[Begin Exercise input]

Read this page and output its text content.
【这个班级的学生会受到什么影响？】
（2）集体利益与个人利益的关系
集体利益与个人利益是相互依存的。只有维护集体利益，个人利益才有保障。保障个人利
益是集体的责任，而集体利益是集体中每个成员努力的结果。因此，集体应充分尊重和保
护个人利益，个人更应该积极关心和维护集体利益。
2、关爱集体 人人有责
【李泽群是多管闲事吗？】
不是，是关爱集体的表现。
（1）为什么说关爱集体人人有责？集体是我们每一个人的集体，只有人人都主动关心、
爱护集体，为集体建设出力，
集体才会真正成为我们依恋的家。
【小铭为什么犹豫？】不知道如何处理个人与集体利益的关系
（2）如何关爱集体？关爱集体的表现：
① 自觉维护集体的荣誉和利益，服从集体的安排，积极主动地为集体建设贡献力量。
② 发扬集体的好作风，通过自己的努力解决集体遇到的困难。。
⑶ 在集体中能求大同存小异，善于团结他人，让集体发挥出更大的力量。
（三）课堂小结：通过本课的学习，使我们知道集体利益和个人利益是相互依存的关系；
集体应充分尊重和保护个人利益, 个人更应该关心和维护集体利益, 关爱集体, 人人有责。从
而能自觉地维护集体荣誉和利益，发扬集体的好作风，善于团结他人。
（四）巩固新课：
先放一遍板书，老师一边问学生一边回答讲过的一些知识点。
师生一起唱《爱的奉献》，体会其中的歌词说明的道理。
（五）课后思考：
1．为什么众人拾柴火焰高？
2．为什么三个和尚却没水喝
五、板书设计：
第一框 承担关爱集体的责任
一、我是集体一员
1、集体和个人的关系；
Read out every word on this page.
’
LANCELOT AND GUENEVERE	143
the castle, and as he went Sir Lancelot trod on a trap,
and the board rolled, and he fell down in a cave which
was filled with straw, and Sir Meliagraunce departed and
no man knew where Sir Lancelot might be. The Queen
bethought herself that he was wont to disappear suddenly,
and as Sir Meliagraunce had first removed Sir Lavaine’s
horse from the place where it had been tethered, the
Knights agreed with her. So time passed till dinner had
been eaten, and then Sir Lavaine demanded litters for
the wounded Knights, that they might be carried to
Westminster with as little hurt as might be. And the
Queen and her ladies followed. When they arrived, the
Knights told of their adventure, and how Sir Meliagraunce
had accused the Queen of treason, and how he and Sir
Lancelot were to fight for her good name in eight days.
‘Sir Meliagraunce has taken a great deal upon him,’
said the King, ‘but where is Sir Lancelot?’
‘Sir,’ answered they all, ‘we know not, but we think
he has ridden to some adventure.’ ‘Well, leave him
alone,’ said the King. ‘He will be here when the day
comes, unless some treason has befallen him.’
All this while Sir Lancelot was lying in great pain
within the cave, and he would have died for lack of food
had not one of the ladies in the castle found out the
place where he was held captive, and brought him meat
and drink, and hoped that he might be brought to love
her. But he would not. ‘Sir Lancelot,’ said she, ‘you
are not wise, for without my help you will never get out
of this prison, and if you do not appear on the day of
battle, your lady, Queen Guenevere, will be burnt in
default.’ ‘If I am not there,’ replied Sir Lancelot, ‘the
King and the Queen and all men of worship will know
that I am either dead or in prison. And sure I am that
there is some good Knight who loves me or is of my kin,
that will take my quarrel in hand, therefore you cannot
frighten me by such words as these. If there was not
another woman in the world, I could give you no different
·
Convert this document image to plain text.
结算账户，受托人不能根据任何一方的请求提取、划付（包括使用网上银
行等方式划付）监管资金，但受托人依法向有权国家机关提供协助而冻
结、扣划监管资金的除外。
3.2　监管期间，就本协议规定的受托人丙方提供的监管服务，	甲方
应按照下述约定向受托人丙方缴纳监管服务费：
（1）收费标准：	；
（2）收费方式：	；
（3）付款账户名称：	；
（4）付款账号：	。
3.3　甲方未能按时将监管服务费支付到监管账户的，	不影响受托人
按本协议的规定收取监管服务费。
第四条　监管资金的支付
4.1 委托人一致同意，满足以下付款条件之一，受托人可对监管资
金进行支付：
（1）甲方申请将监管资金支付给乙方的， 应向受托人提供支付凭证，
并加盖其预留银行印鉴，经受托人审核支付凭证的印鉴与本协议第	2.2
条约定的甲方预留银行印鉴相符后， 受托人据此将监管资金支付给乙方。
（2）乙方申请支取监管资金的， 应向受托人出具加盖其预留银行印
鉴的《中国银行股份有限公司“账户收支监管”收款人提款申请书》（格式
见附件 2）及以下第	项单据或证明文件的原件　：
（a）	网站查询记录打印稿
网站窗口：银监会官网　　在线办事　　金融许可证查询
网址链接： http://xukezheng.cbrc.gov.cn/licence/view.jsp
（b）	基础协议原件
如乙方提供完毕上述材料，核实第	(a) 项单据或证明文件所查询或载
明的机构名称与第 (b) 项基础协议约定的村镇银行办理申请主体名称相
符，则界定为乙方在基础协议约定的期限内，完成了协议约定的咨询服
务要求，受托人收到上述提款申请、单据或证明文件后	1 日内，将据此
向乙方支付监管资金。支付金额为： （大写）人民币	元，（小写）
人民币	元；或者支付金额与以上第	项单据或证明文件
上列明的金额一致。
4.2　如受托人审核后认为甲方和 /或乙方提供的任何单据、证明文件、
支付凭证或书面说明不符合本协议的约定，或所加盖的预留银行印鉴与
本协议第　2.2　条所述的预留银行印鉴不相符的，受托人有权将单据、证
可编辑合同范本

[End Exercise input]

- **Given request**
Copy all of the data. Keep every word exactly as it is.

- **Written solution**
Read this page and output its text content.
【这个班级的学生会受到什么影响？】
（2）集体利益与个人利益的关系
集体利益与个人利益是相互依存的。只有维护集体利益，个人利益才有保障。保障个人利
益是集体的责任，而集体利益是集体中每个成员努力的结果。因此，集体应充分尊重和保
护个人利益，个人更应该积极关心和维护集体利益。
2、关爱集体 人人有责
【李泽群是多管闲事吗？】
不是，是关爱集体的表现。
（1）为什么说关爱集体人人有责？集体是我们每一个人的集体，只有人人都主动关心、
爱护集体，为集体建设出力，
集体才会真正成为我们依恋的家。
【小铭为什么犹豫？】不知道如何处理个人与集体利益的关系
（2）如何关爱集体？关爱集体的表现：
① 自觉维护集体的荣誉和利益，服从集体的安排，积极主动地为集体建设贡献力量。
② 发扬集体的好作风，通过自己的努力解决集体遇到的困难。。
⑶ 在集体中能求大同存小异，善于团结他人，让集体发挥出更大的力量。
（三）课堂小结：通过本课的学习，使我们知道集体利益和个人利益是相互依存的关系；
集体应充分尊重和保护个人利益, 个人更应该关心和维护集体利益, 关爱集体, 人人有责。从
而能自觉地维护集体荣誉和利益，发扬集体的好作风，善于团结他人。
（四）巩固新课：
先放一遍板书，老师一边问学生一边回答讲过的一些知识点。
师生一起唱《爱的奉献》，体会其中的歌词说明的道理。
（五）课后思考：
1．为什么众人拾柴火焰高？
2．为什么三个和尚却没水喝
五、板书设计：
第一框 承担关爱集体的责任
一、我是集体一员
1、集体和个人的关系；
Read out every word on this page.
’
LANCELOT AND GUENEVERE	143
the castle, and as he went Sir Lancelot trod on a trap,
and the board rolled, and he fell down in a cave which
was filled with straw, and Sir Meliagraunce departed and
no man knew where Sir Lancelot might be. The Queen
bethought herself that he was wont to disappear suddenly,
and as Sir Meliagraunce had first removed Sir Lavaine’s
horse from the place where it had been tethered, the
Knights agreed with her. So time passed till dinner had
been eaten, and then Sir Lavaine demanded litters for
the wounded Knights, that they might be carried to
Westminster with as little hurt as might be. And the
Queen and her ladies followed. When they arrived, the
Knights told of their adventure, and how Sir Meliagraunce
had accused the Queen of treason, and how he and Sir
Lancelot were to fight for her good name in eight days.
‘Sir Meliagraunce has taken a great deal upon him,’
said the King, ‘but where is Sir Lancelot?’
‘Sir,’ answered they all, ‘we know not, but we think
he has ridden to some adventure.’ ‘Well, leave him
alone,’ said the King. ‘He will be here when the day
comes, unless some treason has befallen him.’
All this while Sir Lancelot was lying in great pain
within the cave, and he would have died for lack of food
had not one of the ladies in the castle found out the
place where he was held captive, and brought him meat
and drink, and hoped that he might be brought to love
her. But he would not. ‘Sir Lancelot,’ said she, ‘you
are not wise, for without my help you will never get out
of this prison, and if you do not appear on the day of
battle, your lady, Queen Guenevere, will be burnt in
default.’ ‘If I am not there,’ replied Sir Lancelot, ‘the
King and the Queen and all men of worship will know
that I am either dead or in prison. And sure I am that
there is some good Knight who loves me or is of my kin,
that will take my quarrel in hand, therefore you cannot
frighten me by such words as these. If there was not
another woman in the world, I could give you no different
·
Convert this document image to plain text.
结算账户，受托人不能根据任何一方的请求提取、划付（包括使用网上银
行等方式划付）监管资金，但受托人依法向有权国家机关提供协助而冻
结、扣划监管资金的除外。
3.2　监管期间，就本协议规定的受托人丙方提供的监管服务，	甲方
应按照下述约定向受托人丙方缴纳监管服务费：
（1）收费标准：	；
（2）收费方式：	；
（3）付款账户名称：	；
（4）付款账号：	。
3.3　甲方未能按时将监管服务费支付到监管账户的，	不影响受托人
按本协议的规定收取监管服务费。
第四条　监管资金的支付
4.1 委托人一致同意，满足以下付款条件之一，受托人可对监管资
金进行支付：
（1）甲方申请将监管资金支付给乙方的， 应向受托人提供支付凭证，
并加盖其预留银行印鉴，经受托人审核支付凭证的印鉴与本协议第	2.2
条约定的甲方预留银行印鉴相符后， 受托人据此将监管资金支付给乙方。
（2）乙方申请支取监管资金的， 应向受托人出具加盖其预留银行印
鉴的《中国银行股份有限公司“账户收支监管”收款人提款申请书》（格式
见附件 2）及以下第	项单据或证明文件的原件　：
（a）	网站查询记录打印稿
网站窗口：银监会官网　　在线办事　　金融许可证查询
网址链接： http://xukezheng.cbrc.gov.cn/licence/view.jsp
（b）	基础协议原件
如乙方提供完毕上述材料，核实第	(a) 项单据或证明文件所查询或载
明的机构名称与第 (b) 项基础协议约定的村镇银行办理申请主体名称相
符，则界定为乙方在基础协议约定的期限内，完成了协议约定的咨询服
务要求，受托人收到上述提款申请、单据或证明文件后	1 日内，将据此
向乙方支付监管资金。支付金额为： （大写）人民币	元，（小写）
人民币	元；或者支付金额与以上第	项单据或证明文件
上列明的金额一致。
4.2　如受托人审核后认为甲方和 /或乙方提供的任何单据、证明文件、
支付凭证或书面说明不符合本协议的约定，或所加盖的预留银行印鉴与
本协议第　2.2　条所述的预留银行印鉴不相符的，受托人有权将单据、证
可编辑合同范本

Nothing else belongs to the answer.